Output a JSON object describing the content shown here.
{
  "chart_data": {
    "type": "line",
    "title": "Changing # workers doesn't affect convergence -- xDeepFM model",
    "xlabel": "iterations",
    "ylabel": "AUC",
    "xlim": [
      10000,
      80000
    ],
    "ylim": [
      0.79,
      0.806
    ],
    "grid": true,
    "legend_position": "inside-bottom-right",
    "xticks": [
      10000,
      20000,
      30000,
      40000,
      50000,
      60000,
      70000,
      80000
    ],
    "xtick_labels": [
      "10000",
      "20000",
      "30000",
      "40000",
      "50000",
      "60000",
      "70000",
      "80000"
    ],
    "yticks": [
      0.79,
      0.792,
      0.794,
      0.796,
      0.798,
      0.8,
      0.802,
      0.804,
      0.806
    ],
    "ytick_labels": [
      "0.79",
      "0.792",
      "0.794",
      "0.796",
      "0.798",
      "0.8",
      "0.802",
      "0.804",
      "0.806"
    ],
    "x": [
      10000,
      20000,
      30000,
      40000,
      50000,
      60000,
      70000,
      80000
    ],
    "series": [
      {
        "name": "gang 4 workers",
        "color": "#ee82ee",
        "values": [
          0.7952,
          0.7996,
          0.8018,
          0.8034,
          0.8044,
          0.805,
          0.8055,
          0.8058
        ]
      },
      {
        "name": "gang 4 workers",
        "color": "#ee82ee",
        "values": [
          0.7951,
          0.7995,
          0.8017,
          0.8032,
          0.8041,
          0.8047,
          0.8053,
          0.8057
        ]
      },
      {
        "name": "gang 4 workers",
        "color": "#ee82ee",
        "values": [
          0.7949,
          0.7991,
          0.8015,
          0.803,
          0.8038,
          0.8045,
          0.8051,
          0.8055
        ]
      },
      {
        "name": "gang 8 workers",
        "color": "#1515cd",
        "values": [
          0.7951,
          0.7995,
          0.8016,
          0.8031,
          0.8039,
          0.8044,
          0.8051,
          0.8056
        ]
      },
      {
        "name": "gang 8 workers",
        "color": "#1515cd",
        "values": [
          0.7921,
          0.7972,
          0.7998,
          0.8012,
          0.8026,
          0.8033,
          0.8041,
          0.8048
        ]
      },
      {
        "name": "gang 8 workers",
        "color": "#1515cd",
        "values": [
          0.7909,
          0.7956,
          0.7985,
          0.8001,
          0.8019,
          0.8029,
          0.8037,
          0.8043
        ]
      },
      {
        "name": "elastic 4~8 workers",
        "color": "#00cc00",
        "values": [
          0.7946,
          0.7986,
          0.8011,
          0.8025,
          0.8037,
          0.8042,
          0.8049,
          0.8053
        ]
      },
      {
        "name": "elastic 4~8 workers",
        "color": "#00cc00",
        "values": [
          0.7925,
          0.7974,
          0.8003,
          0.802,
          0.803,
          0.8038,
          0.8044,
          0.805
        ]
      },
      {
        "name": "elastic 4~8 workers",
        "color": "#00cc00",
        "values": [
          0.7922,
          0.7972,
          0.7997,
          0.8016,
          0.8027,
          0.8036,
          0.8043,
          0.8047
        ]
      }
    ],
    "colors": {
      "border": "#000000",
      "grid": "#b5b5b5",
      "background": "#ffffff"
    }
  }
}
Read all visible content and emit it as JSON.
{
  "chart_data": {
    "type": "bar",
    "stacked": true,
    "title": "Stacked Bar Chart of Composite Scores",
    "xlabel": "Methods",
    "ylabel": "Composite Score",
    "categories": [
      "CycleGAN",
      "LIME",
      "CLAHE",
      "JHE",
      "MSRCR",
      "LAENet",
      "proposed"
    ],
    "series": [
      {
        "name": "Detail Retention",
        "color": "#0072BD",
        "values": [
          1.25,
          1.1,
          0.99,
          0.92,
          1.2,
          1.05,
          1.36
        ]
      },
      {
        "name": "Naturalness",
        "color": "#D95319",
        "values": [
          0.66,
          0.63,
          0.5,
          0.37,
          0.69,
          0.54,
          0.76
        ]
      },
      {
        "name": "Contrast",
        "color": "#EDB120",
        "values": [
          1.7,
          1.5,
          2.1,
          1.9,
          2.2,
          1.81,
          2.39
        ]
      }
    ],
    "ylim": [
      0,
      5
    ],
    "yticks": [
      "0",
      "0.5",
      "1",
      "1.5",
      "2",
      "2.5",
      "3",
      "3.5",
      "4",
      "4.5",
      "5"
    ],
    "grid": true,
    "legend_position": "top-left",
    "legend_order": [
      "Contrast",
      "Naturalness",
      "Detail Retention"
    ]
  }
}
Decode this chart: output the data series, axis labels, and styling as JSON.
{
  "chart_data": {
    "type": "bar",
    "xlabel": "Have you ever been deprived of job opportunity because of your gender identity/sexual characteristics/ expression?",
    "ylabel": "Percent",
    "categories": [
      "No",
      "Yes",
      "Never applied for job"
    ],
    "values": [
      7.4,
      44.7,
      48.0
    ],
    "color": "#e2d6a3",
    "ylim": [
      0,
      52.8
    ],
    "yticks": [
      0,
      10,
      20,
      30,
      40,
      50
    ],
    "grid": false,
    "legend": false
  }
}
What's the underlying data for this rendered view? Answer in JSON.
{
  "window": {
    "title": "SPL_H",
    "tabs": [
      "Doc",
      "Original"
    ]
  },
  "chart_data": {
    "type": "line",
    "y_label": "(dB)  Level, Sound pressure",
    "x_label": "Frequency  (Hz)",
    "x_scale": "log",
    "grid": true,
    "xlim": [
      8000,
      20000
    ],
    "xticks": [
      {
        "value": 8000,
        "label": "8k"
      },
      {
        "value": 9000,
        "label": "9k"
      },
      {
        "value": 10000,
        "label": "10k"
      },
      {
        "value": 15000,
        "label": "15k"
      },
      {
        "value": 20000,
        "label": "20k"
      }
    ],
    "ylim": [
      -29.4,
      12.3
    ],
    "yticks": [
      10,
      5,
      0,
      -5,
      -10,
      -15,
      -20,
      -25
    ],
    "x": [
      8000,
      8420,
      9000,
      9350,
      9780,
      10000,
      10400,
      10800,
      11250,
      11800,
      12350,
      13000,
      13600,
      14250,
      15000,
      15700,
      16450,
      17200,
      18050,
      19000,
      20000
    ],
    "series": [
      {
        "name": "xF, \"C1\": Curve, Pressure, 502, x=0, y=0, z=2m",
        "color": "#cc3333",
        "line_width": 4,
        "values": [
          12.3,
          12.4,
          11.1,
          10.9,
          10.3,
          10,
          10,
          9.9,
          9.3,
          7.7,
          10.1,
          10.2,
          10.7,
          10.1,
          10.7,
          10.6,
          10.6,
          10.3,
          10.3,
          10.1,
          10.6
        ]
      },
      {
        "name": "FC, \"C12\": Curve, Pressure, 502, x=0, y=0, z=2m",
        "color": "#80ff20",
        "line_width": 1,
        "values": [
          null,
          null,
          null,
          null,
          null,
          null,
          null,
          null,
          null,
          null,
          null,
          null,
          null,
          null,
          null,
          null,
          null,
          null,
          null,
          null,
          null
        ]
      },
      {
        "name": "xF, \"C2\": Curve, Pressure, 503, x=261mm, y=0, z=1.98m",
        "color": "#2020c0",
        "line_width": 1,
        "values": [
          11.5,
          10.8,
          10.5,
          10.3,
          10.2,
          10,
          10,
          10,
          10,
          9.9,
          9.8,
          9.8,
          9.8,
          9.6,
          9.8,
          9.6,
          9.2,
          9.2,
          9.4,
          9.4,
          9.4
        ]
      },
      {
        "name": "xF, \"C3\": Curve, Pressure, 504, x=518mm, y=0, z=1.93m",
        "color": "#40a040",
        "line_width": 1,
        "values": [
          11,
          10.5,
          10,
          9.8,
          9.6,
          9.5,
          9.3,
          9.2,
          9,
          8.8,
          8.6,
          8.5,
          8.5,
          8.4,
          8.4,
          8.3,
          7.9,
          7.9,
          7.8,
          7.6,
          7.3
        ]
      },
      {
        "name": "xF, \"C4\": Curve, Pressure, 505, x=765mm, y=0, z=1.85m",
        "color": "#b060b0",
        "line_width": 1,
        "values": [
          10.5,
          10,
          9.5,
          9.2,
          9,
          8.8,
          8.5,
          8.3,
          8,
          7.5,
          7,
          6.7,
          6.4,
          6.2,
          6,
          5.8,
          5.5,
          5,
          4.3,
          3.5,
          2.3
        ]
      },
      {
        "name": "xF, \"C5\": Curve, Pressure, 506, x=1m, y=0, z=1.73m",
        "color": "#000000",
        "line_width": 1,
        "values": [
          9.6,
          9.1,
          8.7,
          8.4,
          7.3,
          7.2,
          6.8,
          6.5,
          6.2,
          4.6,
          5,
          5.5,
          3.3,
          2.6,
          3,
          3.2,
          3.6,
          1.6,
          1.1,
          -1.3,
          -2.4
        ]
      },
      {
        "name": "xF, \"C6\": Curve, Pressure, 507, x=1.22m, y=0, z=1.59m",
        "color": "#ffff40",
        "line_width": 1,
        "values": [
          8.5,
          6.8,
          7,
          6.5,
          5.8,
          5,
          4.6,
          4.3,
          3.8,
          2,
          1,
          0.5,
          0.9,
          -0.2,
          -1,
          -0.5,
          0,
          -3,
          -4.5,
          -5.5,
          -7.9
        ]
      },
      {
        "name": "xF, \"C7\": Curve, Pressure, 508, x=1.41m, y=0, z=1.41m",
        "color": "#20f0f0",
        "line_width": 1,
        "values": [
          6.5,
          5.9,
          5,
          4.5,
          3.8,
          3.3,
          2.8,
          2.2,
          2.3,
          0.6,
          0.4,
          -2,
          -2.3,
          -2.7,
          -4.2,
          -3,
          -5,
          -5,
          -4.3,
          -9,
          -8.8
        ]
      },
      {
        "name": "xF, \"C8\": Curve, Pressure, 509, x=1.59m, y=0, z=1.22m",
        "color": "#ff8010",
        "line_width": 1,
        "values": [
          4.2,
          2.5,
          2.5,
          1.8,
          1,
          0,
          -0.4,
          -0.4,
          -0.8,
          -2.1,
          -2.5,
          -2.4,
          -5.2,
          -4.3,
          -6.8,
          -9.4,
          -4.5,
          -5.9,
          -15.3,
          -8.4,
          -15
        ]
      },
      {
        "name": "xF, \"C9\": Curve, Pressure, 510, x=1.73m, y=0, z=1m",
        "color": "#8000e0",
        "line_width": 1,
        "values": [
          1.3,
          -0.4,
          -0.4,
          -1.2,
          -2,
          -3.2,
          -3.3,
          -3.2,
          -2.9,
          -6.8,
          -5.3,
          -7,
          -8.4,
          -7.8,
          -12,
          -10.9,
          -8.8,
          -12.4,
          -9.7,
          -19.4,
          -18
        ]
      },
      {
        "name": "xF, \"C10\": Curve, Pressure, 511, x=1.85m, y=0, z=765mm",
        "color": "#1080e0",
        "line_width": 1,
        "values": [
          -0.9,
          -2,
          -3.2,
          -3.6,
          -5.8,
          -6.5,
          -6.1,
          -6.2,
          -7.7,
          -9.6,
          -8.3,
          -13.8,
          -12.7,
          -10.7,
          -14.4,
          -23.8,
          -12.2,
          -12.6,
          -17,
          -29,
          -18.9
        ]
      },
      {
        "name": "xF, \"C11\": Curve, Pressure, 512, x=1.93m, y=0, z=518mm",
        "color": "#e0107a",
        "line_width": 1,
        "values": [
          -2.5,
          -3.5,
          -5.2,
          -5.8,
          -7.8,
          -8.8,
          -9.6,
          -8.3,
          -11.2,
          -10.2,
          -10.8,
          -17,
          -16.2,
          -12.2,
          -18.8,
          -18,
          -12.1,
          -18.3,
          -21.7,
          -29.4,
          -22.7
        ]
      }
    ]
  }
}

- TASK BRIEF -
Give only the number of lines in the records that contain the string "title".

- RESPONSE TO THIS EXERCISE -
3